_INSTRUCTION_. Scan the records for the word "ſalivation". Copy each line that includes it.

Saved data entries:
════════

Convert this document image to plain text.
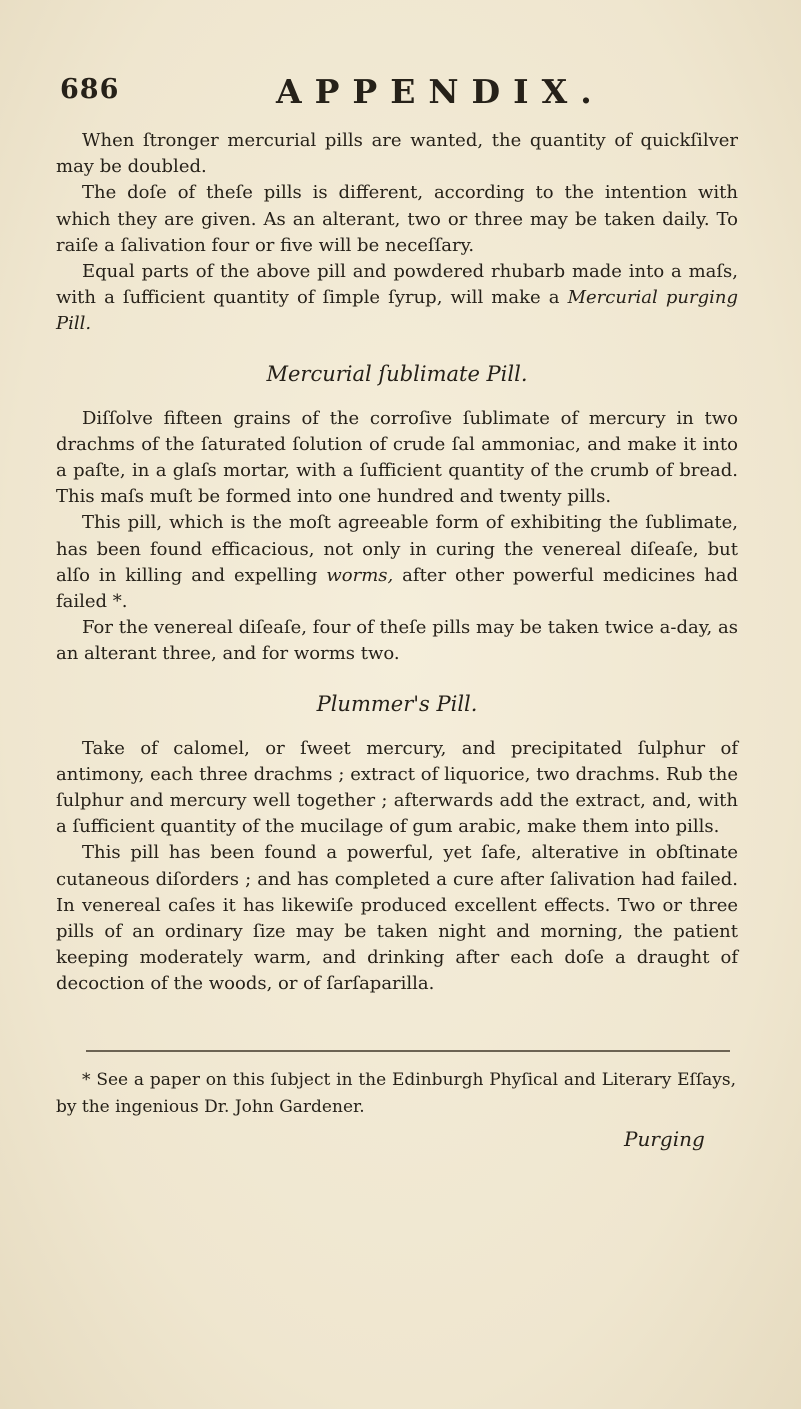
686	APPENDIX.

When ſtronger mercurial pills are wanted, the quantity of quickſilver may be doubled.

The doſe of theſe pills is different, according to the intention with which they are given. As an alterant, two or three may be taken daily. To raiſe a ſalivation four or five will be neceſſary.

Equal parts of the above pill and powdered rhubarb made into a maſs, with a ſufficient quantity of ſimple ſyrup, will make a Mercurial purging Pill.

Mercurial ſublimate Pill.

Diſſolve fifteen grains of the corroſive ſublimate of mercury in two drachms of the ſaturated ſolution of crude ſal ammoniac, and make it into a paſte, in a glaſs mortar, with a ſufficient quantity of the crumb of bread. This maſs muſt be formed into one hundred and twenty pills.

This pill, which is the moſt agreeable form of exhibiting the ſublimate, has been found efficacious, not only in curing the venereal diſeaſe, but alſo in killing and expelling worms, after other powerful medicines had failed *.

For the venereal diſeaſe, four of theſe pills may be taken twice a-day, as an alterant three, and for worms two.

Plummer's Pill.

Take of calomel, or ſweet mercury, and precipitated ſulphur of antimony, each three drachms ; extract of liquorice, two drachms. Rub the ſulphur and mercury well together ; afterwards add the extract, and, with a ſufficient quantity of the mucilage of gum arabic, make them into pills.

This pill has been found a powerful, yet ſafe, alterative in obſtinate cutaneous diſorders ; and has completed a cure after ſalivation had failed. In venereal caſes it has likewiſe produced excellent effects. Two or three pills of an ordinary ſize may be taken night and morning, the patient keeping moderately warm, and drinking after each doſe a draught of decoction of the woods, or of ſarſaparilla.

* See a paper on this ſubject in the Edinburgh Phyſical and Literary Eſſays, by the ingenious Dr. John Gardener.
Purging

════════

_WRITTEN SOLUTION_.
The doſe of theſe pills is different, according to the intention with which they are given. As an alterant, two or three may be taken daily. To raiſe a ſalivation four or five will be neceſſary.
This pill has been found a powerful, yet ſafe, alterative in obſtinate cutaneous diſorders ; and has completed a cure after ſalivation had failed. In venereal caſes it has likewiſe produced excellent effects. Two or three pills of an ordinary ſize may be taken night and morning, the patient keeping moderately warm, and drinking after each doſe a draught of decoction of the woods, or of ſarſaparilla.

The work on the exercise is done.